(Dataset listings of figures)

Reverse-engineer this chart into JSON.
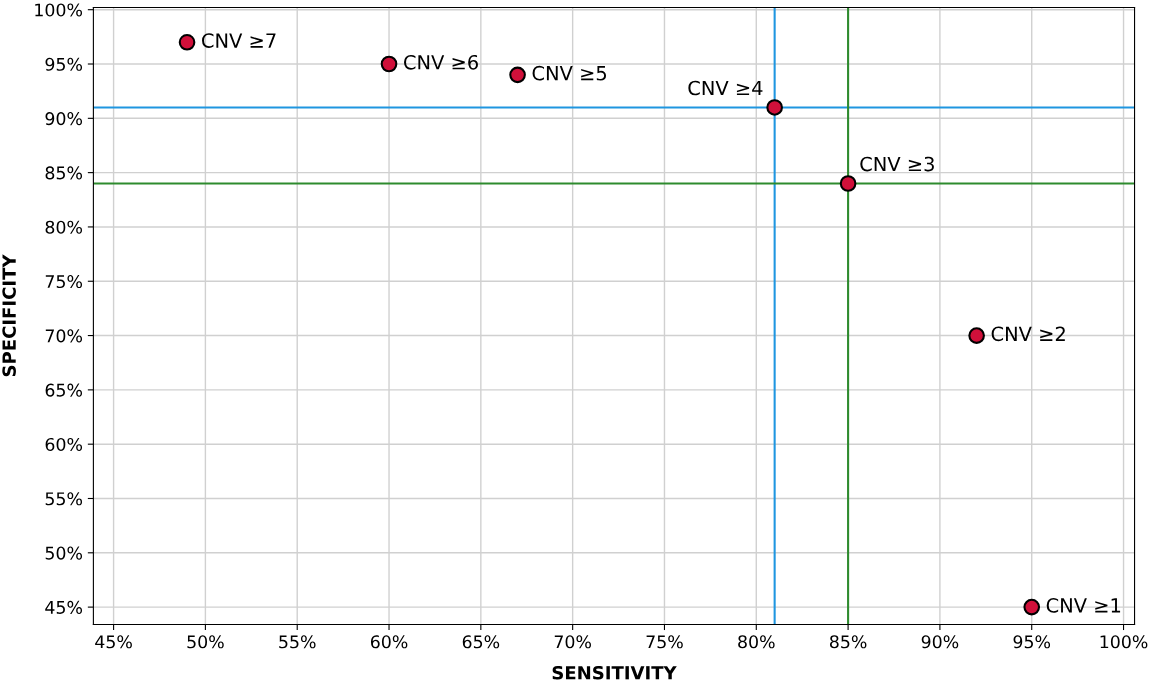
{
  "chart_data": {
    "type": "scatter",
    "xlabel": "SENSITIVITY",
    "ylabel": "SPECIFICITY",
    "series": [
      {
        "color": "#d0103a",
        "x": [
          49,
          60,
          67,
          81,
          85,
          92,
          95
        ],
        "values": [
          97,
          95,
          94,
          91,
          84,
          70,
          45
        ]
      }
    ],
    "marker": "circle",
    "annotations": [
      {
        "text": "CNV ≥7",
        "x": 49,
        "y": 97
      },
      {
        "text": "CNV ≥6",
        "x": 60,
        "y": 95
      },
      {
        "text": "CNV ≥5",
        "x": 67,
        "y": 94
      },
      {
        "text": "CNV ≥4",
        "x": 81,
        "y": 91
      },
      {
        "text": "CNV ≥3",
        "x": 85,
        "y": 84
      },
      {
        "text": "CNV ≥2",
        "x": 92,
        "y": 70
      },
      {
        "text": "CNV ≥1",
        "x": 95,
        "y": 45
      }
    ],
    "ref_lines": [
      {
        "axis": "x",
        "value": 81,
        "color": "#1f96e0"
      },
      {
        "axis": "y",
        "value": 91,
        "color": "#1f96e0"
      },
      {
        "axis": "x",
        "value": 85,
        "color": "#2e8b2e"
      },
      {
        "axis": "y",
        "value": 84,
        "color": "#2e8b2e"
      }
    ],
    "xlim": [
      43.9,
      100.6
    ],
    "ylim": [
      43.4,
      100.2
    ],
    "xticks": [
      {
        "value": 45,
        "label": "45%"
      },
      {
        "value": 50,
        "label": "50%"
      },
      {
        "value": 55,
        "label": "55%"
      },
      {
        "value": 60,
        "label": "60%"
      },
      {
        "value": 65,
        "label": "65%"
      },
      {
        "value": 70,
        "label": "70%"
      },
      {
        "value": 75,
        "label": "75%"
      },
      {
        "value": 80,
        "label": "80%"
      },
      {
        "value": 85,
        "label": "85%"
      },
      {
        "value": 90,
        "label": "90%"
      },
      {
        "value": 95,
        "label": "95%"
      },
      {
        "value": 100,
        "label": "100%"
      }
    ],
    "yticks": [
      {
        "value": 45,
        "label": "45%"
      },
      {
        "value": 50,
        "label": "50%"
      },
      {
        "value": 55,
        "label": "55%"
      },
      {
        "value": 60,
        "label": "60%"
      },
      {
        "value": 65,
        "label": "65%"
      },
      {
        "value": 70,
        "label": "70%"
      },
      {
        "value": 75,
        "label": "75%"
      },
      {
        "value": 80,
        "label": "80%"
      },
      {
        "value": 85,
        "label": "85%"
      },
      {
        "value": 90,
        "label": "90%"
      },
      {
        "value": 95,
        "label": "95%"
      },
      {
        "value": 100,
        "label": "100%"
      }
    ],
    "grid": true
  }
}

---

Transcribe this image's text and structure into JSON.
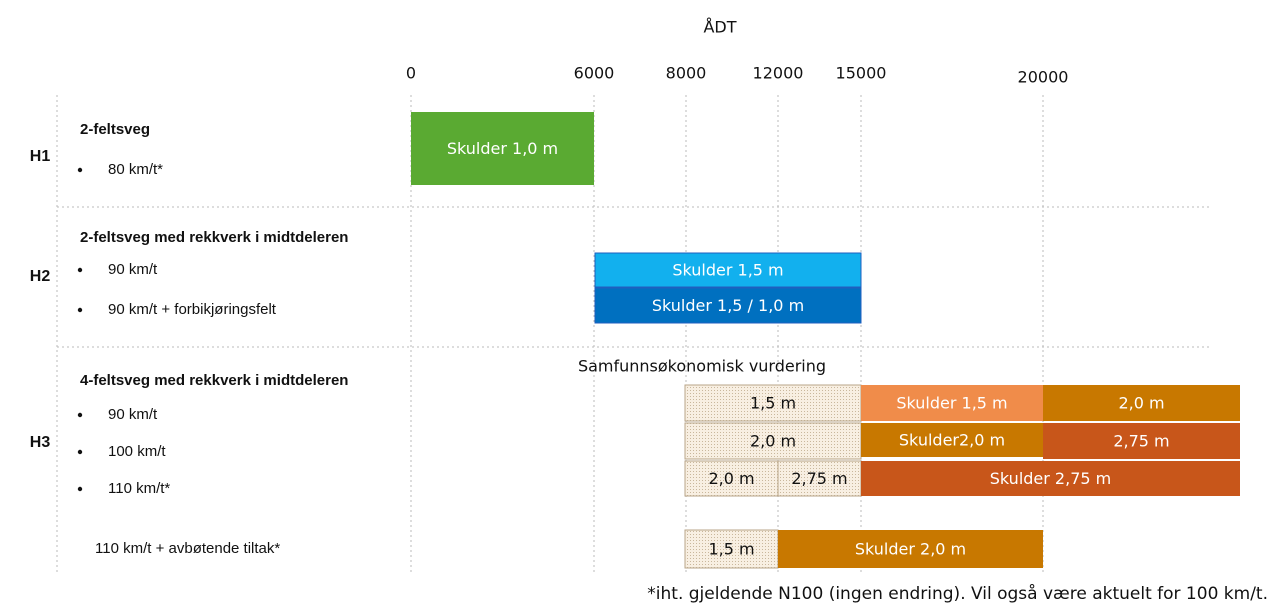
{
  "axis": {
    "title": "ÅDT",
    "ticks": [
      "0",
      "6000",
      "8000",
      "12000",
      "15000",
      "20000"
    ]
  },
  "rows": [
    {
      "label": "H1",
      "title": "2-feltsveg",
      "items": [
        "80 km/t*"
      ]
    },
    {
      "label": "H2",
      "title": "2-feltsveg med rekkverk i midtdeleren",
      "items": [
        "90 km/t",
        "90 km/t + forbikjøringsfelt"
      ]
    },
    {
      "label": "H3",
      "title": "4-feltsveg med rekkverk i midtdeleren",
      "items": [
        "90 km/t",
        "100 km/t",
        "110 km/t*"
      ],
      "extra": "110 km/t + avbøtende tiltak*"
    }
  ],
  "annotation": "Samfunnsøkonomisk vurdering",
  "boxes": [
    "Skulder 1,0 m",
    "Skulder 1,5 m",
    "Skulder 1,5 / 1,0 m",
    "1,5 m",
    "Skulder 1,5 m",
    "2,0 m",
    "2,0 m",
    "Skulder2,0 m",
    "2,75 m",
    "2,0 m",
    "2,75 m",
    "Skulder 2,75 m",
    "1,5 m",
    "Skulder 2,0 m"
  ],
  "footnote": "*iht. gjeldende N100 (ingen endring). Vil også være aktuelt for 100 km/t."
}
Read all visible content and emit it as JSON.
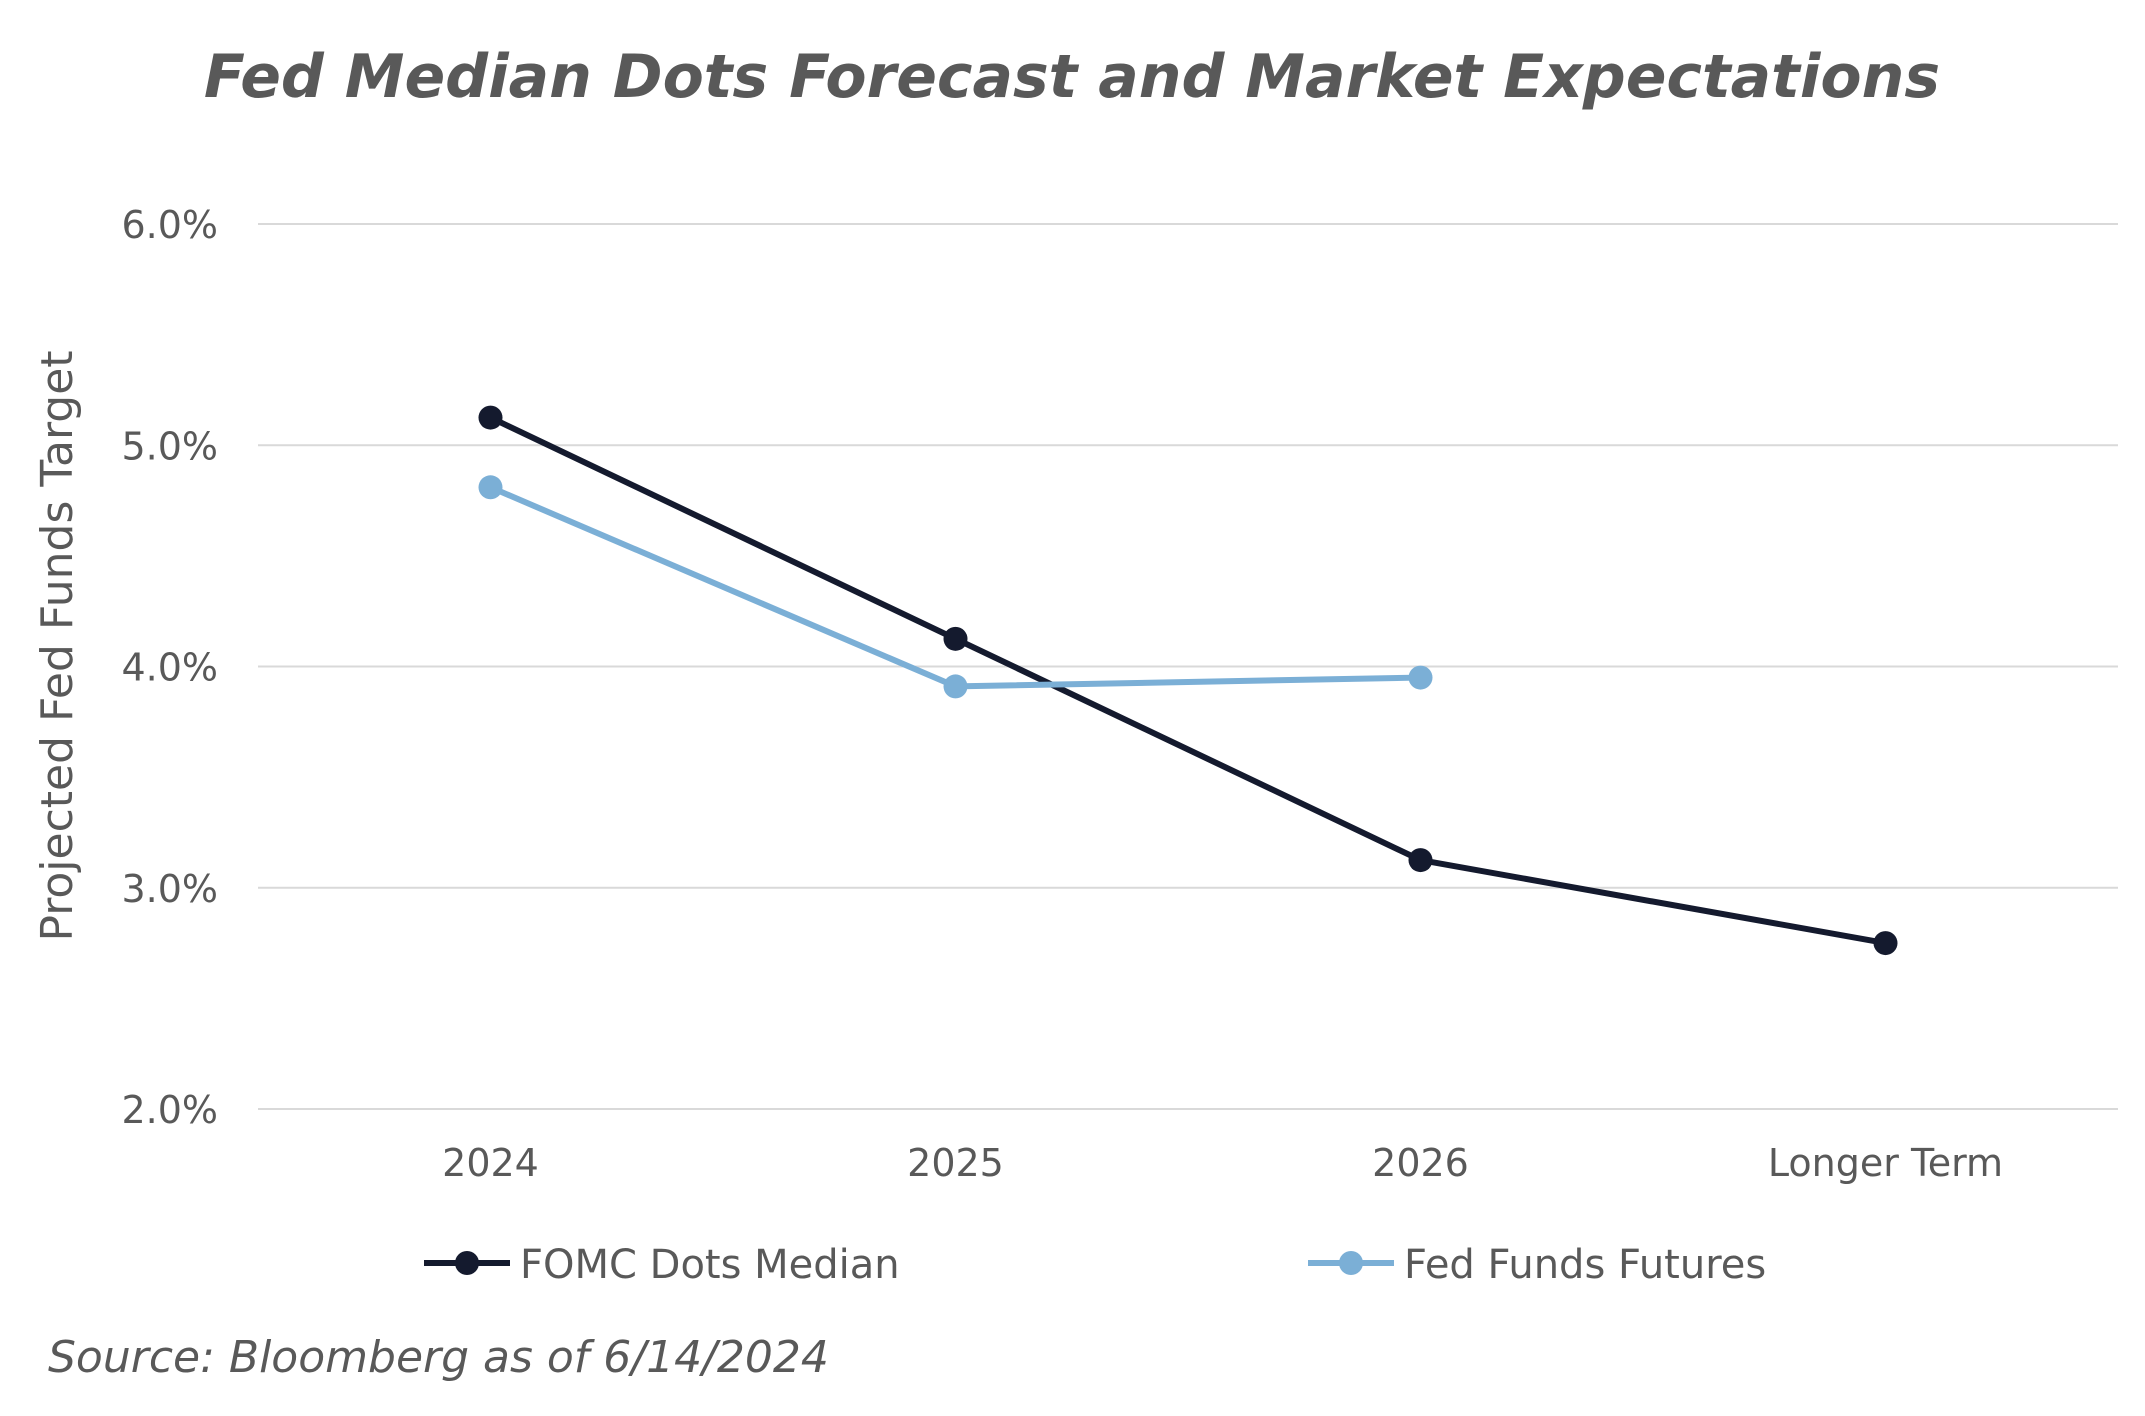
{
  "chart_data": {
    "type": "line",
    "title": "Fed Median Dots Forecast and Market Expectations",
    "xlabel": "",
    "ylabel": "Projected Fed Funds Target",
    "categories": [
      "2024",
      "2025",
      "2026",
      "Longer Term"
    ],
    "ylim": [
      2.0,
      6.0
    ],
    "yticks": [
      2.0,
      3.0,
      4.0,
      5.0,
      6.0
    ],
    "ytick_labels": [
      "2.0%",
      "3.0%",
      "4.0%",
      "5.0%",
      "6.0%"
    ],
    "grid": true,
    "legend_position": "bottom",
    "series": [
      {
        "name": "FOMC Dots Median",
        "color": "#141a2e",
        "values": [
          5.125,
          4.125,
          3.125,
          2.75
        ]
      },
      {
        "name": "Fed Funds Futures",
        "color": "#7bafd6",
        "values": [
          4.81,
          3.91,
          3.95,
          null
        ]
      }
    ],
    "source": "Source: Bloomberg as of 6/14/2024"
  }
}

* * *

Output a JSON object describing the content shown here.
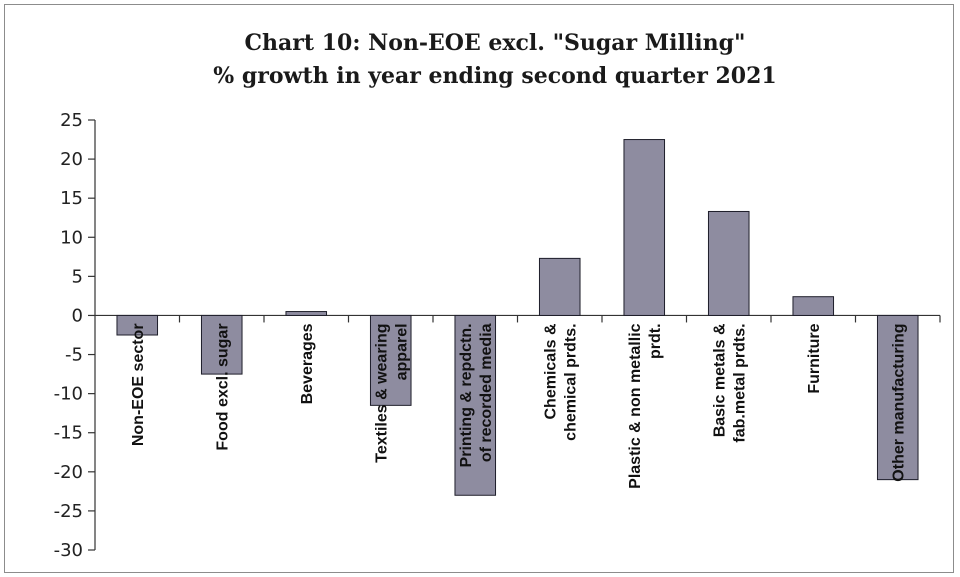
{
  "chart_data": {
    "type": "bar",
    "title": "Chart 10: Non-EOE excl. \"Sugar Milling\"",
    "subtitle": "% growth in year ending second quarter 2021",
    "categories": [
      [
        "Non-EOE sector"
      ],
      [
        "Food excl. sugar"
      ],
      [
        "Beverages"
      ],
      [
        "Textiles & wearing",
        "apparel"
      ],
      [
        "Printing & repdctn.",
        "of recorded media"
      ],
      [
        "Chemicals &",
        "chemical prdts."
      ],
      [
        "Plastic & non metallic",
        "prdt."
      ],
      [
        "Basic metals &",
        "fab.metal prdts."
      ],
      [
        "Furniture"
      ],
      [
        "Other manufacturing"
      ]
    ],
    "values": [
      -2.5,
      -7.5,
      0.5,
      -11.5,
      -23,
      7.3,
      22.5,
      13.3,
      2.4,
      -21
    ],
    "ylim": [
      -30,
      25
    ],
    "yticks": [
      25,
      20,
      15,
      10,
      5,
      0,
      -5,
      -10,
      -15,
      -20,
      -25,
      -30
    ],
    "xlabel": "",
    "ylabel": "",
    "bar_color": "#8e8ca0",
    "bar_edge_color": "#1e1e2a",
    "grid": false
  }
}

**WORK TO BE COMPLETED**. How many lines in the listing contain "midtdeleren"? Answer with the number alone.

**SOLUTION FOR THIS PROBLEM**. 2